In your copy, reproduce the entries exactly as they are, minus the images.

#### Data entries:
+ + + + +

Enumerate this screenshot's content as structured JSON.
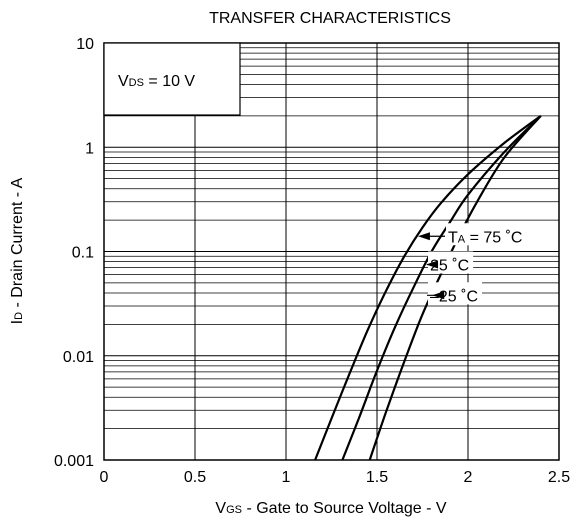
{
  "chart_data": {
    "type": "line",
    "title": "TRANSFER CHARACTERISTICS",
    "xlabel": {
      "main": "V",
      "sub": "GS",
      "rest": " - Gate to Source Voltage - V"
    },
    "ylabel": {
      "main": "I",
      "sub": "D",
      "rest": " - Drain Current - A"
    },
    "xlim": [
      0,
      2.5
    ],
    "ylim": [
      0.001,
      10
    ],
    "yscale": "log",
    "grid": true,
    "x_ticks": [
      "0",
      "0.5",
      "1",
      "1.5",
      "2",
      "2.5"
    ],
    "x_tick_values": [
      0,
      0.5,
      1,
      1.5,
      2,
      2.5
    ],
    "y_ticks": [
      "0.001",
      "0.01",
      "0.1",
      "1",
      "10"
    ],
    "y_tick_values": [
      0.001,
      0.01,
      0.1,
      1,
      10
    ],
    "condition": {
      "main": "V",
      "sub": "DS",
      "rest": " = 10 V"
    },
    "series": [
      {
        "name": "T_A = 75 °C",
        "label": {
          "main": "T",
          "sub": "A",
          "rest": " = 75 ˚C"
        },
        "label_at": 0.14,
        "x": [
          1.16,
          1.25,
          1.35,
          1.45,
          1.55,
          1.65,
          1.75,
          1.85,
          2.0,
          2.2,
          2.4
        ],
        "y": [
          0.001,
          0.0025,
          0.0068,
          0.0178,
          0.042,
          0.09,
          0.17,
          0.29,
          0.55,
          1.1,
          2.0
        ]
      },
      {
        "name": "25 °C",
        "label": {
          "main": "25 ˚C",
          "sub": "",
          "rest": ""
        },
        "label_at": 0.075,
        "x": [
          1.31,
          1.4,
          1.5,
          1.6,
          1.7,
          1.8,
          1.9,
          2.0,
          2.2,
          2.4
        ],
        "y": [
          0.001,
          0.0025,
          0.0072,
          0.019,
          0.045,
          0.1,
          0.19,
          0.35,
          0.9,
          2.0
        ]
      },
      {
        "name": "–25 °C",
        "label": {
          "main": "–25 ˚C",
          "sub": "",
          "rest": ""
        },
        "label_at": 0.038,
        "x": [
          1.46,
          1.55,
          1.65,
          1.75,
          1.85,
          1.95,
          2.05,
          2.2,
          2.4
        ],
        "y": [
          0.001,
          0.0029,
          0.0088,
          0.025,
          0.06,
          0.14,
          0.3,
          0.8,
          2.0
        ]
      }
    ]
  }
}
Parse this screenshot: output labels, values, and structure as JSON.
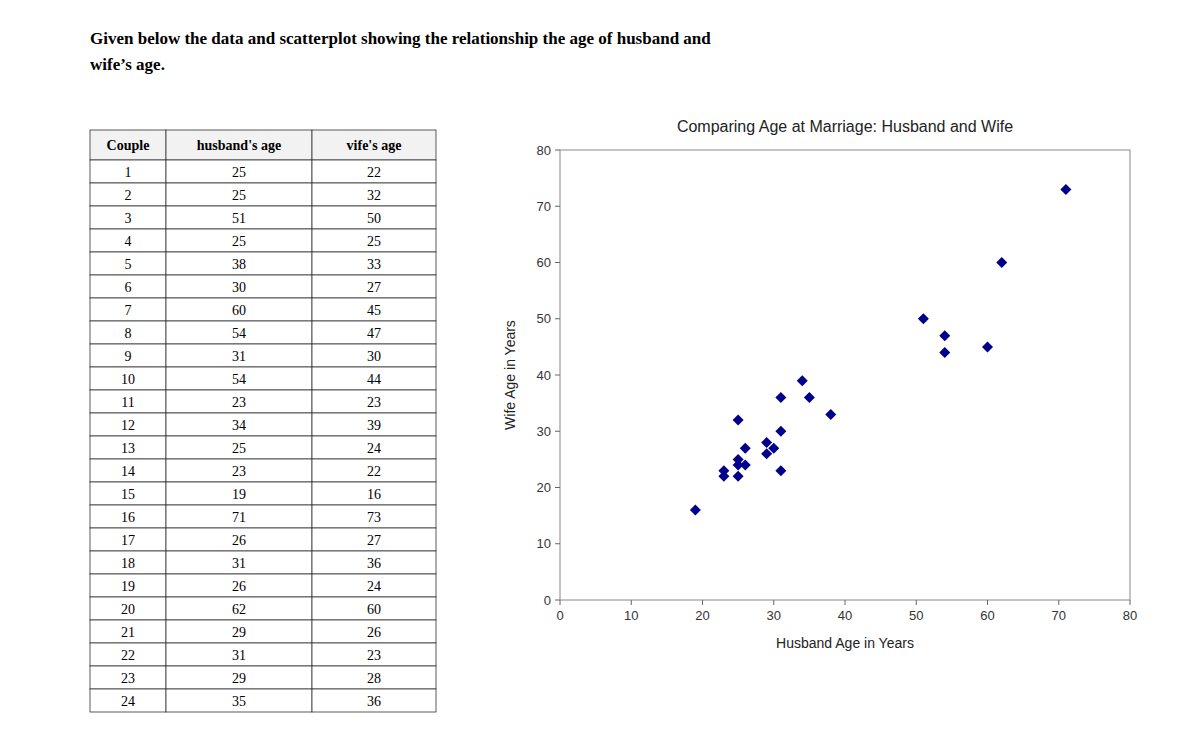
{
  "chart_data": [
    {
      "type": "table",
      "title": "Given below the data and scatterplot showing the relationship the age of husband and",
      "subtitle": "wife’s age.",
      "columns": [
        "Couple",
        "husband's age",
        "vife's age"
      ],
      "categories": [
        1,
        2,
        3,
        4,
        5,
        6,
        7,
        8,
        9,
        10,
        11,
        12,
        13,
        14,
        15,
        16,
        17,
        18,
        19,
        20,
        21,
        22,
        23,
        24
      ],
      "series": [
        {
          "values": [
            25,
            25,
            51,
            25,
            38,
            30,
            60,
            54,
            31,
            54,
            23,
            34,
            25,
            23,
            19,
            71,
            26,
            31,
            26,
            62,
            29,
            31,
            29,
            35
          ]
        },
        {
          "values": [
            22,
            32,
            50,
            25,
            33,
            27,
            45,
            47,
            30,
            44,
            23,
            39,
            24,
            22,
            16,
            73,
            27,
            36,
            24,
            60,
            26,
            23,
            28,
            36
          ]
        }
      ]
    },
    {
      "type": "scatter",
      "title": "Comparing Age at Marriage: Husband and Wife",
      "xlabel": "Husband Age in Years",
      "ylabel": "Wife Age in Years",
      "x": [
        25,
        25,
        51,
        25,
        38,
        30,
        60,
        54,
        31,
        54,
        23,
        34,
        25,
        23,
        19,
        71,
        26,
        31,
        26,
        62,
        29,
        31,
        29,
        35
      ],
      "values": [
        22,
        32,
        50,
        25,
        33,
        27,
        45,
        47,
        30,
        44,
        23,
        39,
        24,
        22,
        16,
        73,
        27,
        36,
        24,
        60,
        26,
        23,
        28,
        36
      ],
      "color": "#00008B",
      "marker": "diamond",
      "xlim": [
        0,
        80
      ],
      "ylim": [
        0,
        80
      ],
      "xticks": [
        0,
        10,
        20,
        30,
        40,
        50,
        60,
        70,
        80
      ],
      "yticks": [
        0,
        10,
        20,
        30,
        40,
        50,
        60,
        70,
        80
      ],
      "grid": false
    }
  ]
}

+ + + + +

#### COMPLETE OUTPUT:
Enumerate this screenshot's content as structured JSON.
{
  "chart_data": {
    "type": "line",
    "title": "TRANSFER CHARACTERISTICS",
    "xlabel": {
      "main": "V",
      "sub": "GS",
      "rest": " - Gate to Source Voltage - V"
    },
    "ylabel": {
      "main": "I",
      "sub": "D",
      "rest": " - Drain Current - A"
    },
    "xlim": [
      0,
      2.5
    ],
    "ylim": [
      0.001,
      10
    ],
    "yscale": "log",
    "grid": true,
    "x_ticks": [
      "0",
      "0.5",
      "1",
      "1.5",
      "2",
      "2.5"
    ],
    "x_tick_values": [
      0,
      0.5,
      1,
      1.5,
      2,
      2.5
    ],
    "y_ticks": [
      "0.001",
      "0.01",
      "0.1",
      "1",
      "10"
    ],
    "y_tick_values": [
      0.001,
      0.01,
      0.1,
      1,
      10
    ],
    "condition": {
      "main": "V",
      "sub": "DS",
      "rest": " = 10 V"
    },
    "series": [
      {
        "name": "T_A = 75 °C",
        "label": {
          "main": "T",
          "sub": "A",
          "rest": " = 75 ˚C"
        },
        "label_at": 0.14,
        "x": [
          1.16,
          1.25,
          1.35,
          1.45,
          1.55,
          1.65,
          1.75,
          1.85,
          2.0,
          2.2,
          2.4
        ],
        "y": [
          0.001,
          0.0025,
          0.0068,
          0.0178,
          0.042,
          0.09,
          0.17,
          0.29,
          0.55,
          1.1,
          2.0
        ]
      },
      {
        "name": "25 °C",
        "label": {
          "main": "25 ˚C",
          "sub": "",
          "rest": ""
        },
        "label_at": 0.075,
        "x": [
          1.31,
          1.4,
          1.5,
          1.6,
          1.7,
          1.8,
          1.9,
          2.0,
          2.2,
          2.4
        ],
        "y": [
          0.001,
          0.0025,
          0.0072,
          0.019,
          0.045,
          0.1,
          0.19,
          0.35,
          0.9,
          2.0
        ]
      },
      {
        "name": "–25 °C",
        "label": {
          "main": "–25 ˚C",
          "sub": "",
          "rest": ""
        },
        "label_at": 0.038,
        "x": [
          1.46,
          1.55,
          1.65,
          1.75,
          1.85,
          1.95,
          2.05,
          2.2,
          2.4
        ],
        "y": [
          0.001,
          0.0029,
          0.0088,
          0.025,
          0.06,
          0.14,
          0.3,
          0.8,
          2.0
        ]
      }
    ]
  }
}
Parse this screenshot: output labels, values, and structure as JSON.
{
  "chart_data": [
    {
      "type": "table",
      "title": "Given below the data and scatterplot showing the relationship the age of husband and",
      "subtitle": "wife’s age.",
      "columns": [
        "Couple",
        "husband's age",
        "vife's age"
      ],
      "categories": [
        1,
        2,
        3,
        4,
        5,
        6,
        7,
        8,
        9,
        10,
        11,
        12,
        13,
        14,
        15,
        16,
        17,
        18,
        19,
        20,
        21,
        22,
        23,
        24
      ],
      "series": [
        {
          "values": [
            25,
            25,
            51,
            25,
            38,
            30,
            60,
            54,
            31,
            54,
            23,
            34,
            25,
            23,
            19,
            71,
            26,
            31,
            26,
            62,
            29,
            31,
            29,
            35
          ]
        },
        {
          "values": [
            22,
            32,
            50,
            25,
            33,
            27,
            45,
            47,
            30,
            44,
            23,
            39,
            24,
            22,
            16,
            73,
            27,
            36,
            24,
            60,
            26,
            23,
            28,
            36
          ]
        }
      ]
    },
    {
      "type": "scatter",
      "title": "Comparing Age at Marriage: Husband and Wife",
      "xlabel": "Husband Age in Years",
      "ylabel": "Wife Age in Years",
      "x": [
        25,
        25,
        51,
        25,
        38,
        30,
        60,
        54,
        31,
        54,
        23,
        34,
        25,
        23,
        19,
        71,
        26,
        31,
        26,
        62,
        29,
        31,
        29,
        35
      ],
      "values": [
        22,
        32,
        50,
        25,
        33,
        27,
        45,
        47,
        30,
        44,
        23,
        39,
        24,
        22,
        16,
        73,
        27,
        36,
        24,
        60,
        26,
        23,
        28,
        36
      ],
      "color": "#00008B",
      "marker": "diamond",
      "xlim": [
        0,
        80
      ],
      "ylim": [
        0,
        80
      ],
      "xticks": [
        0,
        10,
        20,
        30,
        40,
        50,
        60,
        70,
        80
      ],
      "yticks": [
        0,
        10,
        20,
        30,
        40,
        50,
        60,
        70,
        80
      ],
      "grid": false
    }
  ]
}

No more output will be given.